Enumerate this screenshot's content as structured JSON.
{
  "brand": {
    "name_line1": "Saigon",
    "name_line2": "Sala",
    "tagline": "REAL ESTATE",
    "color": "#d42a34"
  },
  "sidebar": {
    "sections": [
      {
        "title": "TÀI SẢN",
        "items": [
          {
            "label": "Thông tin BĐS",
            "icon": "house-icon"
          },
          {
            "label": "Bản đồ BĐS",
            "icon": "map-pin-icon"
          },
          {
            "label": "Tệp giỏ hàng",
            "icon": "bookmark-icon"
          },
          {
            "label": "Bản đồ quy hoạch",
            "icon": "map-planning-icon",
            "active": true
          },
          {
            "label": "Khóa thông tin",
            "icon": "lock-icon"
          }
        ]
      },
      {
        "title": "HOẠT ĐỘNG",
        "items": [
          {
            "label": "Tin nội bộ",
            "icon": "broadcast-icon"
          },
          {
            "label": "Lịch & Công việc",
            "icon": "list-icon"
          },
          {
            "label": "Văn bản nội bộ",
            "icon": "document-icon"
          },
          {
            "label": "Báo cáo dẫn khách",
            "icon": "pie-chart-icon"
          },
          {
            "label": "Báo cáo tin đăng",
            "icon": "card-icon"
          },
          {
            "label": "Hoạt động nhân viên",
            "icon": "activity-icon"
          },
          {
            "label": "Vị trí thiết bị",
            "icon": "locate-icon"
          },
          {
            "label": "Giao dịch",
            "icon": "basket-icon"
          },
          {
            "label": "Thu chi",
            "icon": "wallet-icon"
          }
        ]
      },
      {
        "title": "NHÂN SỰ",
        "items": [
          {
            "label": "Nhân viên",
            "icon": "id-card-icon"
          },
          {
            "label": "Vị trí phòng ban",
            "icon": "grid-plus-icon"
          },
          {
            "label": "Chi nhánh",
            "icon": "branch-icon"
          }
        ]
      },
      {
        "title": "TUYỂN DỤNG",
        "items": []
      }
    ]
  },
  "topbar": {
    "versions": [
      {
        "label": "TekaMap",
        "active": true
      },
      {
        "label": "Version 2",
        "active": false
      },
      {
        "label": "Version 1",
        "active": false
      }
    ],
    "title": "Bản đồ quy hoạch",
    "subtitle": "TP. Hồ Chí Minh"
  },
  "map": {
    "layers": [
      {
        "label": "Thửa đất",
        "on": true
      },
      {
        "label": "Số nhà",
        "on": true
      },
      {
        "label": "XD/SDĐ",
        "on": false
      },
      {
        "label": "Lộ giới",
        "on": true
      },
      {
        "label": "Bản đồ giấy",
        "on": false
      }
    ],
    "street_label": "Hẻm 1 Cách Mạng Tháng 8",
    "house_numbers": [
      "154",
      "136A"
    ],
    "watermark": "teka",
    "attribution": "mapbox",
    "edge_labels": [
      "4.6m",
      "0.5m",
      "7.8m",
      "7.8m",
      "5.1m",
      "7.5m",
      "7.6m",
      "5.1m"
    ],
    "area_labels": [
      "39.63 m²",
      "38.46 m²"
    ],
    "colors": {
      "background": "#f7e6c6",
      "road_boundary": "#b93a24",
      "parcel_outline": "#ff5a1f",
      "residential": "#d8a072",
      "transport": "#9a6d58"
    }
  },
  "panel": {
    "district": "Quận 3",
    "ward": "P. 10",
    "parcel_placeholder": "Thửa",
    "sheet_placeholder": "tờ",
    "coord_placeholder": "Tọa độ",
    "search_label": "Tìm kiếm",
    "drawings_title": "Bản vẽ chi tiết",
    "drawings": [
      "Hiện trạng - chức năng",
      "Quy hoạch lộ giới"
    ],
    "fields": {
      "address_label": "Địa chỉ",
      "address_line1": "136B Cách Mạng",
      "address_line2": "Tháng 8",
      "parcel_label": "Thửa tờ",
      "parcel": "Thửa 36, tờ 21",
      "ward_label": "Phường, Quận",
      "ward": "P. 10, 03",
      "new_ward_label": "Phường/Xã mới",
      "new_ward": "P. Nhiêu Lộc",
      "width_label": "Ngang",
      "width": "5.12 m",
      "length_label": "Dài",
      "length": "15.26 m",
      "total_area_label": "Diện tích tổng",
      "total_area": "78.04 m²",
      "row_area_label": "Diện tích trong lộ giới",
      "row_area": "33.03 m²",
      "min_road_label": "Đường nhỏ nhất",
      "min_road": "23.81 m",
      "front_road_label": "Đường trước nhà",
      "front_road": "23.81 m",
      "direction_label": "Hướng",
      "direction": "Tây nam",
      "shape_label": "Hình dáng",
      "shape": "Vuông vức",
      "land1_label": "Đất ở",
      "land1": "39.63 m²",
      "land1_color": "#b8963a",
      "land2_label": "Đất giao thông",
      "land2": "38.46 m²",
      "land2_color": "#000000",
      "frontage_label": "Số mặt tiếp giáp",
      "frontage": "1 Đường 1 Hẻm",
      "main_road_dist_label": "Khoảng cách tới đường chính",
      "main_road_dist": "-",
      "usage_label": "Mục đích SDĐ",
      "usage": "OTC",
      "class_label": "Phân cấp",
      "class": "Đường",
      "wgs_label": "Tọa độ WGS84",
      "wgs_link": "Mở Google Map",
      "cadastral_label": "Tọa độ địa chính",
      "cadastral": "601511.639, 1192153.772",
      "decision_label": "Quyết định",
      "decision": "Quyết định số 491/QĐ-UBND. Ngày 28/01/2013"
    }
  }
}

+++

Each entry must be reproduced verbatim.

(Written response):
Enumerate this screenshot's content as structured JSON.
{
  "brand": {
    "name_line1": "Saigon",
    "name_line2": "Sala",
    "tagline": "REAL ESTATE",
    "color": "#d42a34"
  },
  "sidebar": {
    "sections": [
      {
        "title": "TÀI SẢN",
        "items": [
          {
            "label": "Thông tin BĐS",
            "icon": "house-icon"
          },
          {
            "label": "Bản đồ BĐS",
            "icon": "map-pin-icon"
          },
          {
            "label": "Tệp giỏ hàng",
            "icon": "bookmark-icon"
          },
          {
            "label": "Bản đồ quy hoạch",
            "icon": "map-planning-icon",
            "active": true
          },
          {
            "label": "Khóa thông tin",
            "icon": "lock-icon"
          }
        ]
      },
      {
        "title": "HOẠT ĐỘNG",
        "items": [
          {
            "label": "Tin nội bộ",
            "icon": "broadcast-icon"
          },
          {
            "label": "Lịch & Công việc",
            "icon": "list-icon"
          },
          {
            "label": "Văn bản nội bộ",
            "icon": "document-icon"
          },
          {
            "label": "Báo cáo dẫn khách",
            "icon": "pie-chart-icon"
          },
          {
            "label": "Báo cáo tin đăng",
            "icon": "card-icon"
          },
          {
            "label": "Hoạt động nhân viên",
            "icon": "activity-icon"
          },
          {
            "label": "Vị trí thiết bị",
            "icon": "locate-icon"
          },
          {
            "label": "Giao dịch",
            "icon": "basket-icon"
          },
          {
            "label": "Thu chi",
            "icon": "wallet-icon"
          }
        ]
      },
      {
        "title": "NHÂN SỰ",
        "items": [
          {
            "label": "Nhân viên",
            "icon": "id-card-icon"
          },
          {
            "label": "Vị trí phòng ban",
            "icon": "grid-plus-icon"
          },
          {
            "label": "Chi nhánh",
            "icon": "branch-icon"
          }
        ]
      },
      {
        "title": "TUYỂN DỤNG",
        "items": []
      }
    ]
  },
  "topbar": {
    "versions": [
      {
        "label": "TekaMap",
        "active": true
      },
      {
        "label": "Version 2",
        "active": false
      },
      {
        "label": "Version 1",
        "active": false
      }
    ],
    "title": "Bản đồ quy hoạch",
    "subtitle": "TP. Hồ Chí Minh"
  },
  "map": {
    "layers": [
      {
        "label": "Thửa đất",
        "on": true
      },
      {
        "label": "Số nhà",
        "on": true
      },
      {
        "label": "XD/SDĐ",
        "on": false
      },
      {
        "label": "Lộ giới",
        "on": true
      },
      {
        "label": "Bản đồ giấy",
        "on": false
      }
    ],
    "street_label": "Hẻm 1 Cách Mạng Tháng 8",
    "house_numbers": [
      "154",
      "136A"
    ],
    "watermark": "teka",
    "attribution": "mapbox",
    "edge_labels": [
      "4.6m",
      "0.5m",
      "7.8m",
      "7.8m",
      "5.1m",
      "7.5m",
      "7.6m",
      "5.1m"
    ],
    "area_labels": [
      "39.63 m²",
      "38.46 m²"
    ],
    "colors": {
      "background": "#f7e6c6",
      "road_boundary": "#b93a24",
      "parcel_outline": "#ff5a1f",
      "residential": "#d8a072",
      "transport": "#9a6d58"
    }
  },
  "panel": {
    "district": "Quận 3",
    "ward": "P. 10",
    "parcel_placeholder": "Thửa",
    "sheet_placeholder": "tờ",
    "coord_placeholder": "Tọa độ",
    "search_label": "Tìm kiếm",
    "drawings_title": "Bản vẽ chi tiết",
    "drawings": [
      "Hiện trạng - chức năng",
      "Quy hoạch lộ giới"
    ],
    "fields": {
      "address_label": "Địa chỉ",
      "address_line1": "136B Cách Mạng",
      "address_line2": "Tháng 8",
      "parcel_label": "Thửa tờ",
      "parcel": "Thửa 36, tờ 21",
      "ward_label": "Phường, Quận",
      "ward": "P. 10, 03",
      "new_ward_label": "Phường/Xã mới",
      "new_ward": "P. Nhiêu Lộc",
      "width_label": "Ngang",
      "width": "5.12 m",
      "length_label": "Dài",
      "length": "15.26 m",
      "total_area_label": "Diện tích tổng",
      "total_area": "78.04 m²",
      "row_area_label": "Diện tích trong lộ giới",
      "row_area": "33.03 m²",
      "min_road_label": "Đường nhỏ nhất",
      "min_road": "23.81 m",
      "front_road_label": "Đường trước nhà",
      "front_road": "23.81 m",
      "direction_label": "Hướng",
      "direction": "Tây nam",
      "shape_label": "Hình dáng",
      "shape": "Vuông vức",
      "land1_label": "Đất ở",
      "land1": "39.63 m²",
      "land1_color": "#b8963a",
      "land2_label": "Đất giao thông",
      "land2": "38.46 m²",
      "land2_color": "#000000",
      "frontage_label": "Số mặt tiếp giáp",
      "frontage": "1 Đường 1 Hẻm",
      "main_road_dist_label": "Khoảng cách tới đường chính",
      "main_road_dist": "-",
      "usage_label": "Mục đích SDĐ",
      "usage": "OTC",
      "class_label": "Phân cấp",
      "class": "Đường",
      "wgs_label": "Tọa độ WGS84",
      "wgs_link": "Mở Google Map",
      "cadastral_label": "Tọa độ địa chính",
      "cadastral": "601511.639, 1192153.772",
      "decision_label": "Quyết định",
      "decision": "Quyết định số 491/QĐ-UBND. Ngày 28/01/2013"
    }
  }
}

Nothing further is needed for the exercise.